Record excerpts:
:::

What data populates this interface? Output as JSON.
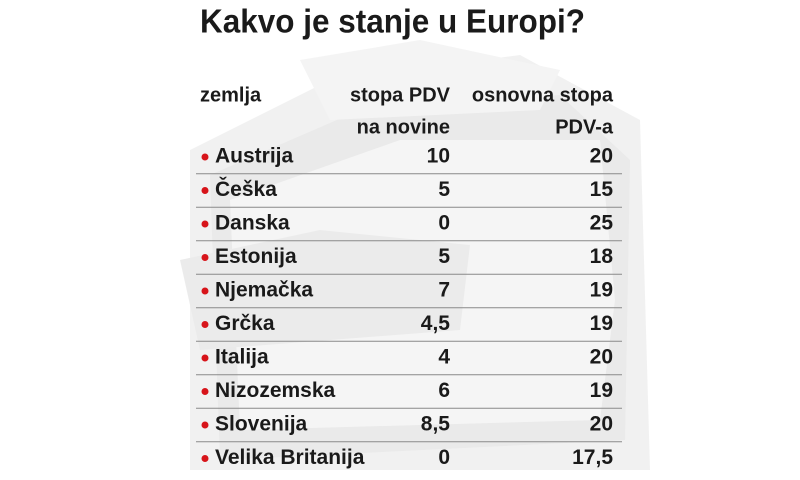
{
  "title": "Kakvo je stanje u Europi?",
  "table": {
    "header": [
      [
        "zemlja"
      ],
      [
        "stopa PDV",
        "na novine"
      ],
      [
        "osnovna stopa",
        "PDV-a"
      ]
    ],
    "rows": [
      [
        "Austrija",
        "10",
        "20"
      ],
      [
        "Češka",
        "5",
        "15"
      ],
      [
        "Danska",
        "0",
        "25"
      ],
      [
        "Estonija",
        "5",
        "18"
      ],
      [
        "Njemačka",
        "7",
        "19"
      ],
      [
        "Grčka",
        "4,5",
        "19"
      ],
      [
        "Italija",
        "4",
        "20"
      ],
      [
        "Nizozemska",
        "6",
        "19"
      ],
      [
        "Slovenija",
        "8,5",
        "20"
      ],
      [
        "Velika Britanija",
        "0",
        "17,5"
      ]
    ]
  }
}
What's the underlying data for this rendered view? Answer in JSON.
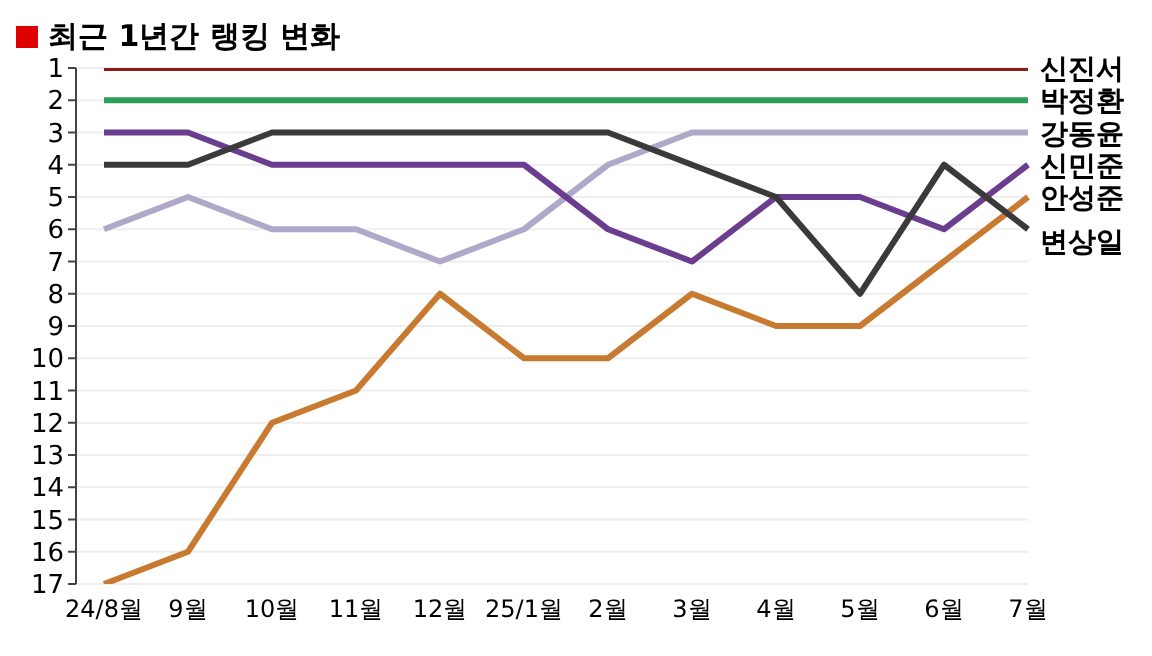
{
  "chart_data": {
    "type": "line",
    "title": "최근 1년간 랭킹 변화",
    "categories": [
      "24/8월",
      "9월",
      "10월",
      "11월",
      "12월",
      "25/1월",
      "2월",
      "3월",
      "4월",
      "5월",
      "6월",
      "7월"
    ],
    "series": [
      {
        "name": "신진서",
        "color": "#8b1a1a",
        "values": [
          1,
          1,
          1,
          1,
          1,
          1,
          1,
          1,
          1,
          1,
          1,
          1
        ]
      },
      {
        "name": "박정환",
        "color": "#2e9e5b",
        "values": [
          2,
          2,
          2,
          2,
          2,
          2,
          2,
          2,
          2,
          2,
          2,
          2
        ]
      },
      {
        "name": "강동윤",
        "color": "#b0a8c8",
        "values": [
          6,
          5,
          6,
          6,
          7,
          6,
          4,
          3,
          3,
          3,
          3,
          3
        ]
      },
      {
        "name": "신민준",
        "color": "#6a3d8f",
        "values": [
          3,
          3,
          4,
          4,
          4,
          4,
          6,
          7,
          5,
          5,
          6,
          4
        ]
      },
      {
        "name": "안성준",
        "color": "#c87a30",
        "values": [
          17,
          16,
          12,
          11,
          8,
          10,
          10,
          8,
          9,
          9,
          7,
          5
        ]
      },
      {
        "name": "변상일",
        "color": "#3a3a3a",
        "values": [
          4,
          4,
          3,
          3,
          3,
          3,
          3,
          4,
          5,
          8,
          4,
          6
        ]
      }
    ],
    "ylim": [
      17,
      1
    ],
    "yticks": [
      1,
      2,
      3,
      4,
      5,
      6,
      7,
      8,
      9,
      10,
      11,
      12,
      13,
      14,
      15,
      16,
      17
    ],
    "grid": "y",
    "legend": false,
    "marker": "none",
    "line_style": "solid"
  }
}
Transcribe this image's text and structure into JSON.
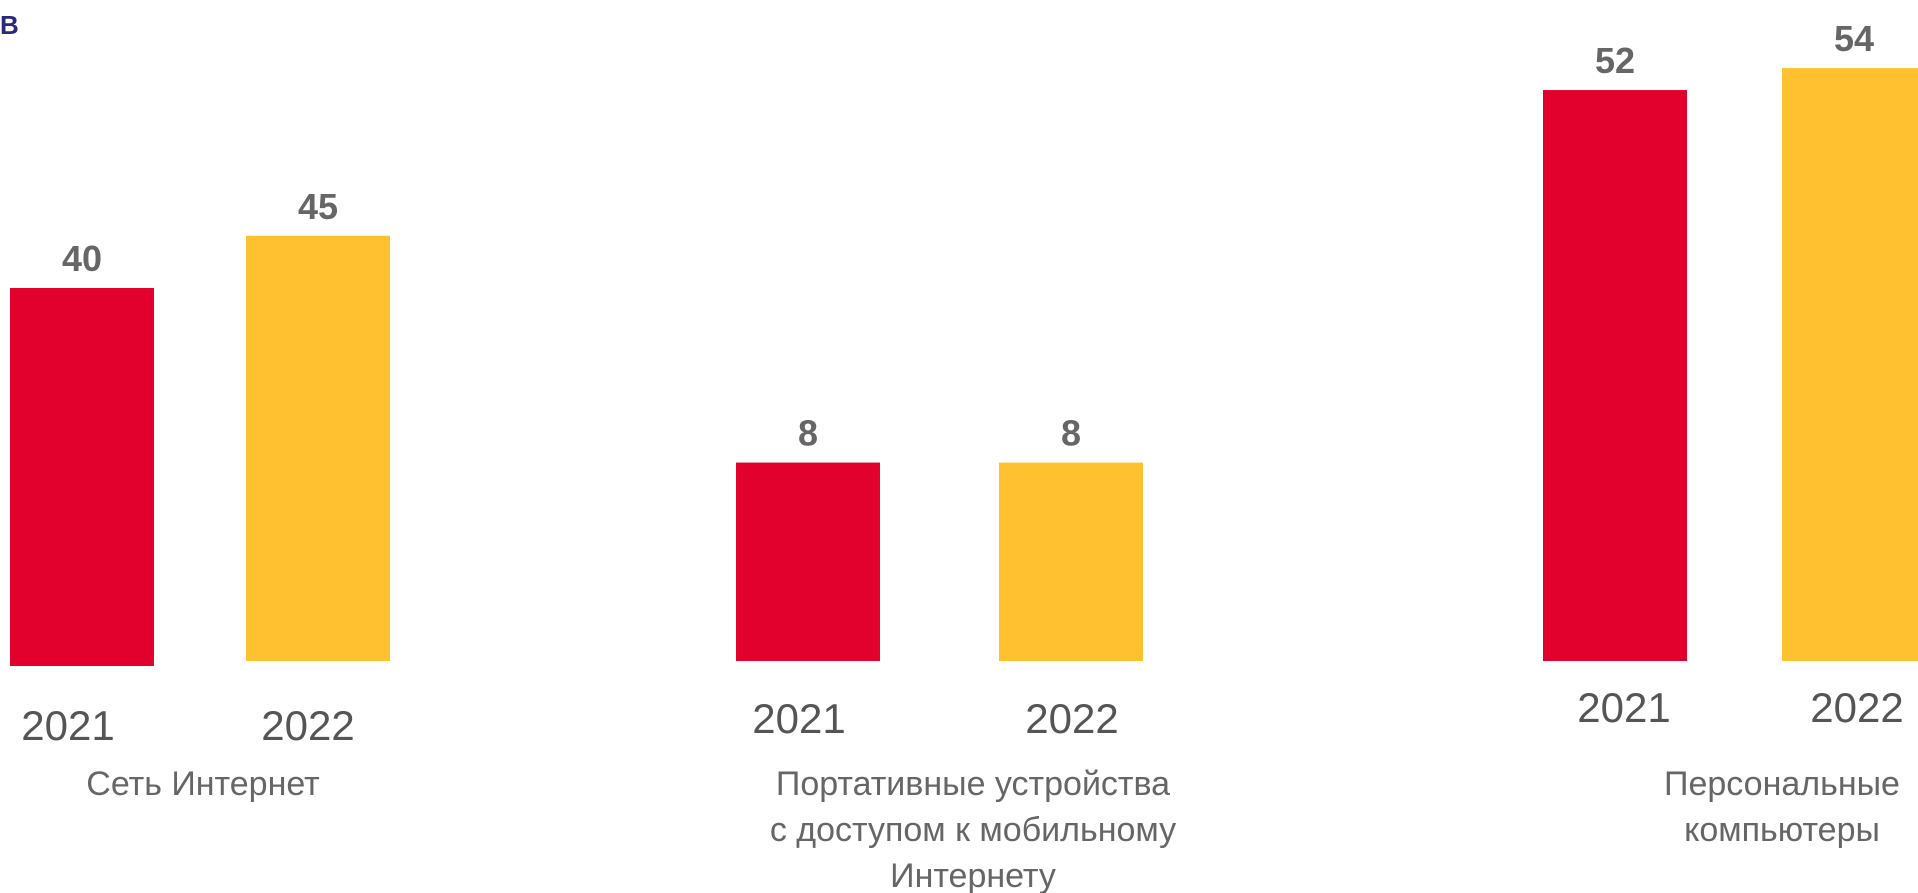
{
  "corner_letter": "В",
  "colors": {
    "y2021": "#e2002d",
    "y2022": "#ffc12f",
    "value_text": "#666666",
    "label_text": "#555555"
  },
  "chart_data": {
    "type": "bar",
    "title": "",
    "xlabel": "",
    "ylabel": "",
    "series_names": [
      "2021",
      "2022"
    ],
    "groups": [
      {
        "category_lines": [
          "Сеть Интернет"
        ],
        "values": [
          40,
          45
        ],
        "value_labels": [
          "40",
          "45"
        ],
        "year_labels": [
          "2021",
          "2022"
        ]
      },
      {
        "category_lines": [
          "Портативные устройства",
          "с доступом к мобильному",
          "Интернету"
        ],
        "values": [
          8,
          8
        ],
        "value_labels": [
          "8",
          "8"
        ],
        "year_labels": [
          "2021",
          "2022"
        ]
      },
      {
        "category_lines": [
          "Персональные",
          "компьютеры"
        ],
        "values": [
          52,
          54
        ],
        "value_labels": [
          "52",
          "54"
        ],
        "year_labels": [
          "2021",
          "2022"
        ]
      }
    ],
    "grid": false,
    "legend": "none"
  }
}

:::

Exercise task: Quote every record above exactly, leaving out any pictures.

Finished answer:
What data populates this interface? Output as JSON.
{
  "title": "Kakvo je stanje u Europi?",
  "table": {
    "header": [
      [
        "zemlja"
      ],
      [
        "stopa PDV",
        "na novine"
      ],
      [
        "osnovna stopa",
        "PDV-a"
      ]
    ],
    "rows": [
      [
        "Austrija",
        "10",
        "20"
      ],
      [
        "Češka",
        "5",
        "15"
      ],
      [
        "Danska",
        "0",
        "25"
      ],
      [
        "Estonija",
        "5",
        "18"
      ],
      [
        "Njemačka",
        "7",
        "19"
      ],
      [
        "Grčka",
        "4,5",
        "19"
      ],
      [
        "Italija",
        "4",
        "20"
      ],
      [
        "Nizozemska",
        "6",
        "19"
      ],
      [
        "Slovenija",
        "8,5",
        "20"
      ],
      [
        "Velika Britanija",
        "0",
        "17,5"
      ]
    ]
  }
}
What's the underlying data for this rendered view? Answer in JSON.
{
  "chart_data": {
    "type": "line",
    "title": "최근 1년간 랭킹 변화",
    "categories": [
      "24/8월",
      "9월",
      "10월",
      "11월",
      "12월",
      "25/1월",
      "2월",
      "3월",
      "4월",
      "5월",
      "6월",
      "7월"
    ],
    "series": [
      {
        "name": "신진서",
        "color": "#8b1a1a",
        "values": [
          1,
          1,
          1,
          1,
          1,
          1,
          1,
          1,
          1,
          1,
          1,
          1
        ]
      },
      {
        "name": "박정환",
        "color": "#2e9e5b",
        "values": [
          2,
          2,
          2,
          2,
          2,
          2,
          2,
          2,
          2,
          2,
          2,
          2
        ]
      },
      {
        "name": "강동윤",
        "color": "#b0a8c8",
        "values": [
          6,
          5,
          6,
          6,
          7,
          6,
          4,
          3,
          3,
          3,
          3,
          3
        ]
      },
      {
        "name": "신민준",
        "color": "#6a3d8f",
        "values": [
          3,
          3,
          4,
          4,
          4,
          4,
          6,
          7,
          5,
          5,
          6,
          4
        ]
      },
      {
        "name": "안성준",
        "color": "#c87a30",
        "values": [
          17,
          16,
          12,
          11,
          8,
          10,
          10,
          8,
          9,
          9,
          7,
          5
        ]
      },
      {
        "name": "변상일",
        "color": "#3a3a3a",
        "values": [
          4,
          4,
          3,
          3,
          3,
          3,
          3,
          4,
          5,
          8,
          4,
          6
        ]
      }
    ],
    "ylim": [
      17,
      1
    ],
    "yticks": [
      1,
      2,
      3,
      4,
      5,
      6,
      7,
      8,
      9,
      10,
      11,
      12,
      13,
      14,
      15,
      16,
      17
    ],
    "grid": "y",
    "legend": false,
    "marker": "none",
    "line_style": "solid"
  }
}
Transcribe this image's text and structure into JSON.
{
  "corner_letter": "В",
  "colors": {
    "y2021": "#e2002d",
    "y2022": "#ffc12f",
    "value_text": "#666666",
    "label_text": "#555555"
  },
  "chart_data": {
    "type": "bar",
    "title": "",
    "xlabel": "",
    "ylabel": "",
    "series_names": [
      "2021",
      "2022"
    ],
    "groups": [
      {
        "category_lines": [
          "Сеть Интернет"
        ],
        "values": [
          40,
          45
        ],
        "value_labels": [
          "40",
          "45"
        ],
        "year_labels": [
          "2021",
          "2022"
        ]
      },
      {
        "category_lines": [
          "Портативные устройства",
          "с доступом к мобильному",
          "Интернету"
        ],
        "values": [
          8,
          8
        ],
        "value_labels": [
          "8",
          "8"
        ],
        "year_labels": [
          "2021",
          "2022"
        ]
      },
      {
        "category_lines": [
          "Персональные",
          "компьютеры"
        ],
        "values": [
          52,
          54
        ],
        "value_labels": [
          "52",
          "54"
        ],
        "year_labels": [
          "2021",
          "2022"
        ]
      }
    ],
    "grid": false,
    "legend": "none"
  }
}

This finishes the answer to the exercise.